[Records from a collection of figures]
** START **
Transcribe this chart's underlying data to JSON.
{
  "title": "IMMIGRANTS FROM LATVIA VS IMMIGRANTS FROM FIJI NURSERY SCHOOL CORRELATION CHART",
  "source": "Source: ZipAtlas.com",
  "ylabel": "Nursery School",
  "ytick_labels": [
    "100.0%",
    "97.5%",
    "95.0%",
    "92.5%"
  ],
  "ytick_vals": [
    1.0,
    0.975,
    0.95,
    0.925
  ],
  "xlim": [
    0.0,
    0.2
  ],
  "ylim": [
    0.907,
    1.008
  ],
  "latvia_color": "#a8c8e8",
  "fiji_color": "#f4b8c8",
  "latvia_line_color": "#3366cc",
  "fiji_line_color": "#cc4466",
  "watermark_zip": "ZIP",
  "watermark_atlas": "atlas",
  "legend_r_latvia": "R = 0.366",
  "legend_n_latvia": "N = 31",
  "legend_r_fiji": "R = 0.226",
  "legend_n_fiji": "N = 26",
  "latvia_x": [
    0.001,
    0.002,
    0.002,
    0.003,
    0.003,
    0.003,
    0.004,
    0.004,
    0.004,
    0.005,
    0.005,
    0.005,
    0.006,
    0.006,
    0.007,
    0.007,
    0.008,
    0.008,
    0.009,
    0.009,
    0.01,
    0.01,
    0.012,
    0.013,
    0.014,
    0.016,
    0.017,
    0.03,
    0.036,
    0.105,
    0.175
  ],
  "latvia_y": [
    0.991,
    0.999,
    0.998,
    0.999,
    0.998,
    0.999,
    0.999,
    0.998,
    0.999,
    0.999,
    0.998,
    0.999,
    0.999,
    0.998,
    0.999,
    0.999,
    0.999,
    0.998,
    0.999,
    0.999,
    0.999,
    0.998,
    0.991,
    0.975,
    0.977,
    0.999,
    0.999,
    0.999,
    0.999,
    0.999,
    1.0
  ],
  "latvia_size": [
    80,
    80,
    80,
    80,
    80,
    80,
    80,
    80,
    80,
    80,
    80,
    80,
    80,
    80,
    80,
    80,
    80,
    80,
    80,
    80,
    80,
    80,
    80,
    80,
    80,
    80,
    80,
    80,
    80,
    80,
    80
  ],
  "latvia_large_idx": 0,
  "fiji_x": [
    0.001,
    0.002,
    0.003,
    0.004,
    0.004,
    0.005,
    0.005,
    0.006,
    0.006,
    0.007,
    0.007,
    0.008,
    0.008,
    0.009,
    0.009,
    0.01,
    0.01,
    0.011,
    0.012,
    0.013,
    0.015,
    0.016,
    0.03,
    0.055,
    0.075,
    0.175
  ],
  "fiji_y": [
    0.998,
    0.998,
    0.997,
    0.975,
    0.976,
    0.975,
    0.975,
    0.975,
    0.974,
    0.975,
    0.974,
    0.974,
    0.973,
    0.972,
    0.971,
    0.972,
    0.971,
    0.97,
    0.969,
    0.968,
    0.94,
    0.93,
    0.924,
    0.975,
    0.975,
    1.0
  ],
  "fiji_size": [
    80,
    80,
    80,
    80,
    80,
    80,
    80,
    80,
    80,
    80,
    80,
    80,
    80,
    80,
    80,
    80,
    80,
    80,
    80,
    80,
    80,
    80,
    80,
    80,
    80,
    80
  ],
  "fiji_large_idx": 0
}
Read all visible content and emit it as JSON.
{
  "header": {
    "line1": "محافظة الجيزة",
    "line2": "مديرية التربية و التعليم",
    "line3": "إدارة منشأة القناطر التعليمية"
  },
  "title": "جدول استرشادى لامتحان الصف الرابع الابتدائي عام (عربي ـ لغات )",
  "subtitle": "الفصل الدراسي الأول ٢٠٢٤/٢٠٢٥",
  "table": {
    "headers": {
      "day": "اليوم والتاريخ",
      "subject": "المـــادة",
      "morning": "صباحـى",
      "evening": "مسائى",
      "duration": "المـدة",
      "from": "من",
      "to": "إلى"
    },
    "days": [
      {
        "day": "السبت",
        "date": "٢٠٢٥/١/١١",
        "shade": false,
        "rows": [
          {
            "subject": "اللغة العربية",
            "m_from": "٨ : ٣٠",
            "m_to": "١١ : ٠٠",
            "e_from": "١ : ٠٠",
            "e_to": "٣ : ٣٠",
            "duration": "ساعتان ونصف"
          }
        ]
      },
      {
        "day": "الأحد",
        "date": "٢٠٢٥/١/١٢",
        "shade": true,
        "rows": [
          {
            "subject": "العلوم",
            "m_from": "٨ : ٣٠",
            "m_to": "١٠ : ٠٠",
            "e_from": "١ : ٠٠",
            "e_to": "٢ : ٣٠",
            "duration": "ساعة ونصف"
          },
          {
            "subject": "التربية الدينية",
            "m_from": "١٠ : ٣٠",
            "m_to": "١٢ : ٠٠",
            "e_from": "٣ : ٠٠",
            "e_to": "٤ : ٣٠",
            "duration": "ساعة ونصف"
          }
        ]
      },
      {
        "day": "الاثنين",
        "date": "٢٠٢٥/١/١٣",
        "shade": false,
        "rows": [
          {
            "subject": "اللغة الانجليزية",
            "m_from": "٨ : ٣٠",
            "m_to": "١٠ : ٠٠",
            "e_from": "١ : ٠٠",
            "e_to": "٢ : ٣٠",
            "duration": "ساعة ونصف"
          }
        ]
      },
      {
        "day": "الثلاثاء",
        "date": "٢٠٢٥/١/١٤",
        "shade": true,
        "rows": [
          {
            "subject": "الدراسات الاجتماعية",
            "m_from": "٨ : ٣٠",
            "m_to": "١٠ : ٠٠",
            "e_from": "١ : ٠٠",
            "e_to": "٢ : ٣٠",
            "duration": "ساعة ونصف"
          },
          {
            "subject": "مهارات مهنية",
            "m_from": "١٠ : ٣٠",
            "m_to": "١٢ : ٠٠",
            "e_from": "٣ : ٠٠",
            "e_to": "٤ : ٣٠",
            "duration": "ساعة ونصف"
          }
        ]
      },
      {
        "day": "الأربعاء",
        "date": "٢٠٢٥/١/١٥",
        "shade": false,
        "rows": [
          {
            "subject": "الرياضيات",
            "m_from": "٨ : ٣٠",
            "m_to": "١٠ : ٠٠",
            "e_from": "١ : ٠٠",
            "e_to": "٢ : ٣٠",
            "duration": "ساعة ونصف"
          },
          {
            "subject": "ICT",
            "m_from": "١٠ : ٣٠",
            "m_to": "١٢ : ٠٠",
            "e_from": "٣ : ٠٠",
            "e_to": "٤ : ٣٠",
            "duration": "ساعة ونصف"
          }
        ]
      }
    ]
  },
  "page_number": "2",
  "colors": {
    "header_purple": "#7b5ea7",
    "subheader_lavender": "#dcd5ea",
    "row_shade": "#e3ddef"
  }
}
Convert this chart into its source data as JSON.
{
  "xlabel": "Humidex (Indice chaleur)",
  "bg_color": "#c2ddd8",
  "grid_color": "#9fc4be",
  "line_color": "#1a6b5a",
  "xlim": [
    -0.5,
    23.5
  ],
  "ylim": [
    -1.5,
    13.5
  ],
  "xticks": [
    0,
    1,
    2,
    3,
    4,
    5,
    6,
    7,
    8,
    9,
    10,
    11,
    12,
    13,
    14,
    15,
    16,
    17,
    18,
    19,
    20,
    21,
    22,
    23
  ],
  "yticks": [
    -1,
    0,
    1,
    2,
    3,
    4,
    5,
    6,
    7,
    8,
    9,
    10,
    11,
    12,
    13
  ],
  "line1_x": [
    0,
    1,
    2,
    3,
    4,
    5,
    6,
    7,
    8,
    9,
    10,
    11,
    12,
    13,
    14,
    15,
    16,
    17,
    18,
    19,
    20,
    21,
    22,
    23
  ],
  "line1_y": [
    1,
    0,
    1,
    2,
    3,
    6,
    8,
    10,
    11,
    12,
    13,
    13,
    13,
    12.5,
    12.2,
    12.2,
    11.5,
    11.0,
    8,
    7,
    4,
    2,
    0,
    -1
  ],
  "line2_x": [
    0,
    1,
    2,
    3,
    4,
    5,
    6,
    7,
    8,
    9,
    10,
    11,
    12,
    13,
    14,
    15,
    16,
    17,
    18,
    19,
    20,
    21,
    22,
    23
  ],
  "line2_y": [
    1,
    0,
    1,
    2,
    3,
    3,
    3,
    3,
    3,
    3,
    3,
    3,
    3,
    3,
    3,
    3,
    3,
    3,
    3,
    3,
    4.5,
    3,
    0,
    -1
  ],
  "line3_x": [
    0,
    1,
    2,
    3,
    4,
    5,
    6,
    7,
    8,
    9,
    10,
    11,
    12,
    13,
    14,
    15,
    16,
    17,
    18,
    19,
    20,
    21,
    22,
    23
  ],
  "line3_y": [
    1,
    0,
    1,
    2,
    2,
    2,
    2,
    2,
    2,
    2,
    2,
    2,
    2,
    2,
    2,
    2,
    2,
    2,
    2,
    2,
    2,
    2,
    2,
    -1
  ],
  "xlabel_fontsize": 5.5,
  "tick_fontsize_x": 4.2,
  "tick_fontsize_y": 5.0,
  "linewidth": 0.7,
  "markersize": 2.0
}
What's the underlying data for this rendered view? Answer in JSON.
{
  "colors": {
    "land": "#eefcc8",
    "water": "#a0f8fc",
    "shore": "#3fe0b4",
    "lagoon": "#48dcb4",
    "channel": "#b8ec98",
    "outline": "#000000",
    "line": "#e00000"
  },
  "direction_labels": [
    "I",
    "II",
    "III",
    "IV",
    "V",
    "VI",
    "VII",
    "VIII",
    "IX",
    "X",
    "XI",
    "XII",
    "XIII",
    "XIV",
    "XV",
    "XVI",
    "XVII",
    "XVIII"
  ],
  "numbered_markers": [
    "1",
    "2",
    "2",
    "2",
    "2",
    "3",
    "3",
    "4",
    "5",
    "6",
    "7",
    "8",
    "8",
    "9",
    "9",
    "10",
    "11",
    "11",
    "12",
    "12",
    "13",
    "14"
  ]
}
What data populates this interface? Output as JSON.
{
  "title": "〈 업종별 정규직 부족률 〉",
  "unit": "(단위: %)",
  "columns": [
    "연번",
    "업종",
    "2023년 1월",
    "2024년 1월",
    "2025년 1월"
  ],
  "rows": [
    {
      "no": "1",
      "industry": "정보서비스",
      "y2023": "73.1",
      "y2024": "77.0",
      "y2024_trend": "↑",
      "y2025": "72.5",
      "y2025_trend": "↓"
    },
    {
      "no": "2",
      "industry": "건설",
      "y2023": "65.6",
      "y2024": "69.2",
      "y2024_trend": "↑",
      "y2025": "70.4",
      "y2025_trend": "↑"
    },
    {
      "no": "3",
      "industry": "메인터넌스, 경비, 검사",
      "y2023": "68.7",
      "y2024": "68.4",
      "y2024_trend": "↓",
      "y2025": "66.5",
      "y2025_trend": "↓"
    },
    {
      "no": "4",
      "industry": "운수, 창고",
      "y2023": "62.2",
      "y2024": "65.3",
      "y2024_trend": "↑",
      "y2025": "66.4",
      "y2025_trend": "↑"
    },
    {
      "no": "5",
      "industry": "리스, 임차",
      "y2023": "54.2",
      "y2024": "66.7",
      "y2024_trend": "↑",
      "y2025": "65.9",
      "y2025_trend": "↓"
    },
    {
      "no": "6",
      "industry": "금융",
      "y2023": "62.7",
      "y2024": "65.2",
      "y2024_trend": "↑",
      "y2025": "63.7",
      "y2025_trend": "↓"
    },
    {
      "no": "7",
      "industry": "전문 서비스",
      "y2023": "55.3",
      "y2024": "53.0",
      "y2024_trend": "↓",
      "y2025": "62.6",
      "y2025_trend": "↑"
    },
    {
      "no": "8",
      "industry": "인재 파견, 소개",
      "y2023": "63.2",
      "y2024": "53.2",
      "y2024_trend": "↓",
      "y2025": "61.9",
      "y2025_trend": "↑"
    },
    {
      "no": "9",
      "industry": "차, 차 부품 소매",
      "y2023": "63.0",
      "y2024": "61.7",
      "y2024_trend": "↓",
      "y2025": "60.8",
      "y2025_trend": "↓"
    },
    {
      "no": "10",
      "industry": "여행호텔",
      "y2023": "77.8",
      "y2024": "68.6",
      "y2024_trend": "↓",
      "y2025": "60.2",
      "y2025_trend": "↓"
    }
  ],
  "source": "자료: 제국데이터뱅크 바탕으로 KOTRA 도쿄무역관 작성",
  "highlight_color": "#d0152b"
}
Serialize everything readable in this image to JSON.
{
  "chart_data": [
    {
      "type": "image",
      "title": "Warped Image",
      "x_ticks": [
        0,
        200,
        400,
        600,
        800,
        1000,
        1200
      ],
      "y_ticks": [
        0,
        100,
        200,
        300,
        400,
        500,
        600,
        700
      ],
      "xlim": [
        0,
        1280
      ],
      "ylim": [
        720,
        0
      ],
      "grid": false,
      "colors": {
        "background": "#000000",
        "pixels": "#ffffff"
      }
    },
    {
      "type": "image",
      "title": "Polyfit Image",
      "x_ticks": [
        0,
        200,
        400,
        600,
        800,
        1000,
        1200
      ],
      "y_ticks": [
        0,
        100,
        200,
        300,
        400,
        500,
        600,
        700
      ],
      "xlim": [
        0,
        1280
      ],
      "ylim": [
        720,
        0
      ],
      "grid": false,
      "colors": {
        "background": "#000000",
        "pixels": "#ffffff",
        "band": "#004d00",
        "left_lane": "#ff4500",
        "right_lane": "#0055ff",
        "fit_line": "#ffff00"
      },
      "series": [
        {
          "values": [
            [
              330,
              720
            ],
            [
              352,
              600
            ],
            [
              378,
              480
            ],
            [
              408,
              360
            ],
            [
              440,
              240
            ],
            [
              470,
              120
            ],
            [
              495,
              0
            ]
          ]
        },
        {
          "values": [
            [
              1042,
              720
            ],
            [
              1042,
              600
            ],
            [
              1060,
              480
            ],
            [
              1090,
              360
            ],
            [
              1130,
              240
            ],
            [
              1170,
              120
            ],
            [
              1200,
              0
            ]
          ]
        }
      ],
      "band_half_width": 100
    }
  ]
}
** END **
[WRITTEN TASK] Within the listing above, find every line containing the string "التربية" and return it.

[RIGHT ANSWER]
    "line2": "مديرية التربية و التعليم",
            "subject": "التربية الدينية",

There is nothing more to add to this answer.